- **Entries taken from a collection**:
+===+
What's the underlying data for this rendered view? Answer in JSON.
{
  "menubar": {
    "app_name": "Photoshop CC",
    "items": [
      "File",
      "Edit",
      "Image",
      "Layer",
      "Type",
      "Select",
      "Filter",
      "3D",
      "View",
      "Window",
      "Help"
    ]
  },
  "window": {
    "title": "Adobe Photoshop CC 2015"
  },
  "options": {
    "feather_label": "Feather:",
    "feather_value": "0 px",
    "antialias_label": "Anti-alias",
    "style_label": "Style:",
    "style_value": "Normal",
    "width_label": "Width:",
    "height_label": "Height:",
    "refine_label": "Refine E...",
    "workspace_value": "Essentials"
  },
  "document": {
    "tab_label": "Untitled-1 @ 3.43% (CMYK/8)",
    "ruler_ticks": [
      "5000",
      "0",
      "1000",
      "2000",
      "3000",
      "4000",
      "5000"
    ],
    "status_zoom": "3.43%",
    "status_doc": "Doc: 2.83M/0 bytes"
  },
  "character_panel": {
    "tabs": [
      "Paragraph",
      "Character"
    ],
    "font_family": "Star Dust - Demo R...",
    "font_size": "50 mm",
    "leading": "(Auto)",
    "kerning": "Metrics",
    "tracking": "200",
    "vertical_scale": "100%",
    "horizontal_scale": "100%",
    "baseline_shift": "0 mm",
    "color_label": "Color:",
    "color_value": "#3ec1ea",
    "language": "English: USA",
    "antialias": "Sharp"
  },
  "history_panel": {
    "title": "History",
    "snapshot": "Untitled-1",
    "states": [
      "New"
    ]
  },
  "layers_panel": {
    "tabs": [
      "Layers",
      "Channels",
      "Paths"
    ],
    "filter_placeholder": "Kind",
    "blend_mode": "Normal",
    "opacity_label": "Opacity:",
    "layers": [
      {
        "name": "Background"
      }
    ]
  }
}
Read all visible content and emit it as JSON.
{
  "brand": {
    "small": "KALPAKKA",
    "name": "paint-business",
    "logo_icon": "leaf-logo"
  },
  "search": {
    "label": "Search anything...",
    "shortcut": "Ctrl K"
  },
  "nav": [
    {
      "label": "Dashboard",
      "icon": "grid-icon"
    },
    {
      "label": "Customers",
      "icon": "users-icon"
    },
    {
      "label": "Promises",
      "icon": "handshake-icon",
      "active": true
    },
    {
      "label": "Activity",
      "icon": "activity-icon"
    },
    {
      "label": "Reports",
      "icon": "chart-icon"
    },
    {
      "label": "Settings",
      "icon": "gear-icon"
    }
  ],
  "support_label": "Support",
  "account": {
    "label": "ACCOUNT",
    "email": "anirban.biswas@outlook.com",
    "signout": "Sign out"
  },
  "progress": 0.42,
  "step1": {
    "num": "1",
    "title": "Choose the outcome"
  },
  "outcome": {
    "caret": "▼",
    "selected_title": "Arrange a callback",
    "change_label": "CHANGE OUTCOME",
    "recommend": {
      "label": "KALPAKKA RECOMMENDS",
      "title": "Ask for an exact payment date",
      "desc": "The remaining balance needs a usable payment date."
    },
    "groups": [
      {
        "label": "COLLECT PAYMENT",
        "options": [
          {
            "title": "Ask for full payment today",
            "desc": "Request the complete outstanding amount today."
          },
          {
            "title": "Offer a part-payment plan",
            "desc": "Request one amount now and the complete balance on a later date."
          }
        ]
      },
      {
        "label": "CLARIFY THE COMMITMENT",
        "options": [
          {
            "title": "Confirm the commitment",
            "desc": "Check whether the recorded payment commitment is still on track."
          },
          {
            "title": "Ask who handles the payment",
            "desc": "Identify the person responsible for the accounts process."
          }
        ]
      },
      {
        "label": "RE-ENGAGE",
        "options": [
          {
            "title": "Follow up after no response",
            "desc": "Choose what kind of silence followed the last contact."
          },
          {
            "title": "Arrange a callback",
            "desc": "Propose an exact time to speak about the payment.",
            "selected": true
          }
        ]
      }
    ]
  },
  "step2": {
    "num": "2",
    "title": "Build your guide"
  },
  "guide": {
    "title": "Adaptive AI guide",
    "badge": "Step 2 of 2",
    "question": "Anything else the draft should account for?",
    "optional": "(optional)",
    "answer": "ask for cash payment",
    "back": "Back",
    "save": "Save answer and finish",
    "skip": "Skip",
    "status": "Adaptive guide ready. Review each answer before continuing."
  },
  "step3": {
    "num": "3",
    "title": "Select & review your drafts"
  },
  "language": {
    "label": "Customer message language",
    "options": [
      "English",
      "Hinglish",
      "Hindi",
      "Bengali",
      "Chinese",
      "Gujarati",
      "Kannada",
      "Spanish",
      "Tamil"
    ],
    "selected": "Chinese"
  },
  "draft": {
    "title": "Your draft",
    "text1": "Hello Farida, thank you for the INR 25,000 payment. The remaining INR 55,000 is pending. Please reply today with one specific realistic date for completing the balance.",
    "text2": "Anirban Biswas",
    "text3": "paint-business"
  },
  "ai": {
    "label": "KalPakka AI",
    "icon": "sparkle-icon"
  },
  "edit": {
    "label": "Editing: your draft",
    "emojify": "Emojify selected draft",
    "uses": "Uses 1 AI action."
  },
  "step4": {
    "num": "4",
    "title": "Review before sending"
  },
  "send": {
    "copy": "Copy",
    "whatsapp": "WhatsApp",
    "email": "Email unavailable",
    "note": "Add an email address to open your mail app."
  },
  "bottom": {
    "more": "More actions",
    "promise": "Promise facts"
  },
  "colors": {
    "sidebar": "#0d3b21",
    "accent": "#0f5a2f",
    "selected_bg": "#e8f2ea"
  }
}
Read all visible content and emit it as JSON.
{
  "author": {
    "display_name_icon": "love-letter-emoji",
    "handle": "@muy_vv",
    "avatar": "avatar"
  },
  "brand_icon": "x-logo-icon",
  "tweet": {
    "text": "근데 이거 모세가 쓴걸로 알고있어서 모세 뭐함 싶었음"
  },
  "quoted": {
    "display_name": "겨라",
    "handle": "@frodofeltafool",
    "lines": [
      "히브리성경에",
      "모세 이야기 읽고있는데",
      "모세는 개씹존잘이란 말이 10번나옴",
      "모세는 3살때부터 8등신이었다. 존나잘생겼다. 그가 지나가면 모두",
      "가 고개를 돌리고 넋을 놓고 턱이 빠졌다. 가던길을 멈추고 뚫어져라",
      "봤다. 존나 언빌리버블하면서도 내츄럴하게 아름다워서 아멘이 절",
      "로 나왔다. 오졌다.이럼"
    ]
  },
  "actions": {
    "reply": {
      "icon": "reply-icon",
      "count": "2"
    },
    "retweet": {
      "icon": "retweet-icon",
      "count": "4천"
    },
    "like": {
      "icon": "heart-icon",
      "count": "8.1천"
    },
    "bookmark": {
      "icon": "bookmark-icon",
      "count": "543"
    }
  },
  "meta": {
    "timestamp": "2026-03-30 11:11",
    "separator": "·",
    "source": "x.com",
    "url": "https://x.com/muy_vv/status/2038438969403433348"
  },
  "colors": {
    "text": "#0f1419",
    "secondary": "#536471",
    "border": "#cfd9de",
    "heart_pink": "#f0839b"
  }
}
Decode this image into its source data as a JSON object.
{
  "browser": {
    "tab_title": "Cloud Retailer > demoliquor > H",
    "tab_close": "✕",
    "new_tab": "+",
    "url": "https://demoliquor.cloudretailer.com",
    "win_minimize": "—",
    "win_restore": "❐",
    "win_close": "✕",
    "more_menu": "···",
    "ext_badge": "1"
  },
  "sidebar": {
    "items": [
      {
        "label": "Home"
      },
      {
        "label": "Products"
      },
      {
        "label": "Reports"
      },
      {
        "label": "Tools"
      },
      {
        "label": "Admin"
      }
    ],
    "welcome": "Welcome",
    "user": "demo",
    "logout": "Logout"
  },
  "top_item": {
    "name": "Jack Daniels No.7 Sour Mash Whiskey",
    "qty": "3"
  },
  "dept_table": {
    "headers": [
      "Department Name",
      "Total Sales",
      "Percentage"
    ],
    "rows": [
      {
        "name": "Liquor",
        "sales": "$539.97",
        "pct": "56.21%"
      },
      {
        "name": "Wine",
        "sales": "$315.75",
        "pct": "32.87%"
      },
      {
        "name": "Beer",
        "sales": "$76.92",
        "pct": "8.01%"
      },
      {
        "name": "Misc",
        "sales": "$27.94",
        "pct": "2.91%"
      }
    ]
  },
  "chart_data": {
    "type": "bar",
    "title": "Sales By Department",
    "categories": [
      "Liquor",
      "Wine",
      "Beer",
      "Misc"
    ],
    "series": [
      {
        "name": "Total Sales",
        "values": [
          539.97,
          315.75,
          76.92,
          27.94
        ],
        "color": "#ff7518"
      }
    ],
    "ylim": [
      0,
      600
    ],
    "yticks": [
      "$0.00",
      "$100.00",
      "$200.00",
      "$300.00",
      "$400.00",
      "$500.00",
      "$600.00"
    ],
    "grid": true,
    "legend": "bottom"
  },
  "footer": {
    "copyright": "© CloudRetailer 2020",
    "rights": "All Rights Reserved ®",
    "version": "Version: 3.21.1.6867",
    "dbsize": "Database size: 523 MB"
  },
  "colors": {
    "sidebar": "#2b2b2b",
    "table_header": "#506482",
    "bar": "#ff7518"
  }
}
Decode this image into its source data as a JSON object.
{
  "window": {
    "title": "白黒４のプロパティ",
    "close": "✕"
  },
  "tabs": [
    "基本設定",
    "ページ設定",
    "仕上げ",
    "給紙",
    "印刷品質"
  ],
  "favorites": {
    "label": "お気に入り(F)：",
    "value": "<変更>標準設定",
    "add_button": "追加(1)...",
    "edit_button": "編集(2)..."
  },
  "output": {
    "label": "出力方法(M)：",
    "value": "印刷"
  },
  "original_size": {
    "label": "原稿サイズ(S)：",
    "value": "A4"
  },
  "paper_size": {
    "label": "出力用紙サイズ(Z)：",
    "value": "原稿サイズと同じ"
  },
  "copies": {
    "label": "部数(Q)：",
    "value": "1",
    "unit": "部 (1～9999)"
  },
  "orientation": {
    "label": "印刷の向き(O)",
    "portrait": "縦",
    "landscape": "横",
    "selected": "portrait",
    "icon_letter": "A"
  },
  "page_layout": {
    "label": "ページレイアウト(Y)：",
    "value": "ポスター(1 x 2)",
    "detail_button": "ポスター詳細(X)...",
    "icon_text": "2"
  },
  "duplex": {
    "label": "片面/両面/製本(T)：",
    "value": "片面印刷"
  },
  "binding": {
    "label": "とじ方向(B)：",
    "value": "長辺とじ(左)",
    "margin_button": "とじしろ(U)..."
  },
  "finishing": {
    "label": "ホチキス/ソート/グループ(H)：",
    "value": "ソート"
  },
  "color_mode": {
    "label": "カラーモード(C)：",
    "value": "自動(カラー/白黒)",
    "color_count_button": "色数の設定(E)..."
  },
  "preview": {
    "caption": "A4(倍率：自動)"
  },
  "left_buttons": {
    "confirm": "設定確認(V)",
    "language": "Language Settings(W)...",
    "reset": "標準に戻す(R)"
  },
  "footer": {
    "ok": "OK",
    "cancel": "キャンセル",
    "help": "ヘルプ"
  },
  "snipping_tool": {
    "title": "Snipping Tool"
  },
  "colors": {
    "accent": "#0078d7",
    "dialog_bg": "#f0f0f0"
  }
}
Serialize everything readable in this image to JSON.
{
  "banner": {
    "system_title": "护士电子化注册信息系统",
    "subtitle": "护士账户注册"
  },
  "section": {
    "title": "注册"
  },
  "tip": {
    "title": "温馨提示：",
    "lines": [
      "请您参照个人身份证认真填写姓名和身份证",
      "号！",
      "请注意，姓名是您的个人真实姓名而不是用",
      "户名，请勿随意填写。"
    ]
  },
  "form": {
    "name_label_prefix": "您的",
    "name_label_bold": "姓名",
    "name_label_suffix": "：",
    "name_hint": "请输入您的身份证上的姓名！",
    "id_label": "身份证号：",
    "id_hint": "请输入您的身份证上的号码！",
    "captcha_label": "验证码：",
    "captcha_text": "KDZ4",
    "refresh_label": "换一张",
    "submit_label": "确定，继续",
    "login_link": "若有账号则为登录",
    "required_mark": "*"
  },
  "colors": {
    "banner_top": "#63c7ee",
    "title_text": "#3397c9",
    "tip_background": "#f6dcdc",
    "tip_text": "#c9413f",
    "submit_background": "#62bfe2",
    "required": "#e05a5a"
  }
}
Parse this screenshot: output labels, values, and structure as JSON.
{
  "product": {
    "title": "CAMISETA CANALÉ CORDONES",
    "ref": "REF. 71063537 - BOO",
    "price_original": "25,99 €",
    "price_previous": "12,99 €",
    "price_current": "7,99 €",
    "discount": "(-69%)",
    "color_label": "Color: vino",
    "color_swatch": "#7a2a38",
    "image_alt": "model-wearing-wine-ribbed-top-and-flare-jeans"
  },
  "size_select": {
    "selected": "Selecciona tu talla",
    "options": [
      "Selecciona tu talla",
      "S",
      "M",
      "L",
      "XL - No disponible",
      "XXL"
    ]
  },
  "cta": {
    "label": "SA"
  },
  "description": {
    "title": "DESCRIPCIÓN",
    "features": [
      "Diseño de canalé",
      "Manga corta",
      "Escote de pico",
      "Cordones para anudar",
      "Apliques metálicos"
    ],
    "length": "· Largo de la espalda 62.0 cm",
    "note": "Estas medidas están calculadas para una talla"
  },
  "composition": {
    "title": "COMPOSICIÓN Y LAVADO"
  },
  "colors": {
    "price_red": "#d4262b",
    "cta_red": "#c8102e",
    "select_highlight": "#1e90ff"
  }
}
+===+
- **REQUIRED WORK**: Copy every line of the records above that holds the word "paint".

- **TASK RESPONSE**:
    "name": "paint-business",
    "text3": "paint-business"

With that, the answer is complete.